[START Data provided]

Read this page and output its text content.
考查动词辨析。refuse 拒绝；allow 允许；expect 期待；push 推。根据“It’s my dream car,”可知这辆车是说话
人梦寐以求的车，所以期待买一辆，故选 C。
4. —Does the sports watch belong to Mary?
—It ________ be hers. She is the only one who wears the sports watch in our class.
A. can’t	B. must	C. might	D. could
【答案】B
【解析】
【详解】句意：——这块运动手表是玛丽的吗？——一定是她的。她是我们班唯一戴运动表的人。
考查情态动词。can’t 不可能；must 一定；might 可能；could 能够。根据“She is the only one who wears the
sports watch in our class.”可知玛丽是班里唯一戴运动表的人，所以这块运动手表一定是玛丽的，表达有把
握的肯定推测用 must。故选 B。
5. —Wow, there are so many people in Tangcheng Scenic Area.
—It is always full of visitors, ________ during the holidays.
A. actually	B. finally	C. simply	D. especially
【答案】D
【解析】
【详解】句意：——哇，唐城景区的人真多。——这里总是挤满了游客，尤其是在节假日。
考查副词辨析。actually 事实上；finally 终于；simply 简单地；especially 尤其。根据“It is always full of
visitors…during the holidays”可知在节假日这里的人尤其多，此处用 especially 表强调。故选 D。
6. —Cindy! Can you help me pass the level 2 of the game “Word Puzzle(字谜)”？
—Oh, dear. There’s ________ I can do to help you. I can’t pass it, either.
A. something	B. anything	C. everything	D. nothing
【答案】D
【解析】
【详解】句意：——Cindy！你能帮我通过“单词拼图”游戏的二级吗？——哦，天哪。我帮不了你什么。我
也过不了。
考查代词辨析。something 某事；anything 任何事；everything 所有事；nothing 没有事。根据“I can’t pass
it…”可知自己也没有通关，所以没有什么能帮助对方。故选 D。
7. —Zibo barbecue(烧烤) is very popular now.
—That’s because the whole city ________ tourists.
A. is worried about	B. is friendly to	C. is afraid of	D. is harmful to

[END Data provided]

• [Aim] From the data above, extract every line in its exact form.

• [Output for this task]
Read this page and output its text content.
考查动词辨析。refuse 拒绝；allow 允许；expect 期待；push 推。根据“It’s my dream car,”可知这辆车是说话
人梦寐以求的车，所以期待买一辆，故选 C。
4. —Does the sports watch belong to Mary?
—It ________ be hers. She is the only one who wears the sports watch in our class.
A. can’t	B. must	C. might	D. could
【答案】B
【解析】
【详解】句意：——这块运动手表是玛丽的吗？——一定是她的。她是我们班唯一戴运动表的人。
考查情态动词。can’t 不可能；must 一定；might 可能；could 能够。根据“She is the only one who wears the
sports watch in our class.”可知玛丽是班里唯一戴运动表的人，所以这块运动手表一定是玛丽的，表达有把
握的肯定推测用 must。故选 B。
5. —Wow, there are so many people in Tangcheng Scenic Area.
—It is always full of visitors, ________ during the holidays.
A. actually	B. finally	C. simply	D. especially
【答案】D
【解析】
【详解】句意：——哇，唐城景区的人真多。——这里总是挤满了游客，尤其是在节假日。
考查副词辨析。actually 事实上；finally 终于；simply 简单地；especially 尤其。根据“It is always full of
visitors…during the holidays”可知在节假日这里的人尤其多，此处用 especially 表强调。故选 D。
6. —Cindy! Can you help me pass the level 2 of the game “Word Puzzle(字谜)”？
—Oh, dear. There’s ________ I can do to help you. I can’t pass it, either.
A. something	B. anything	C. everything	D. nothing
【答案】D
【解析】
【详解】句意：——Cindy！你能帮我通过“单词拼图”游戏的二级吗？——哦，天哪。我帮不了你什么。我
也过不了。
考查代词辨析。something 某事；anything 任何事；everything 所有事；nothing 没有事。根据“I can’t pass
it…”可知自己也没有通关，所以没有什么能帮助对方。故选 D。
7. —Zibo barbecue(烧烤) is very popular now.
—That’s because the whole city ________ tourists.
A. is worried about	B. is friendly to	C. is afraid of	D. is harmful to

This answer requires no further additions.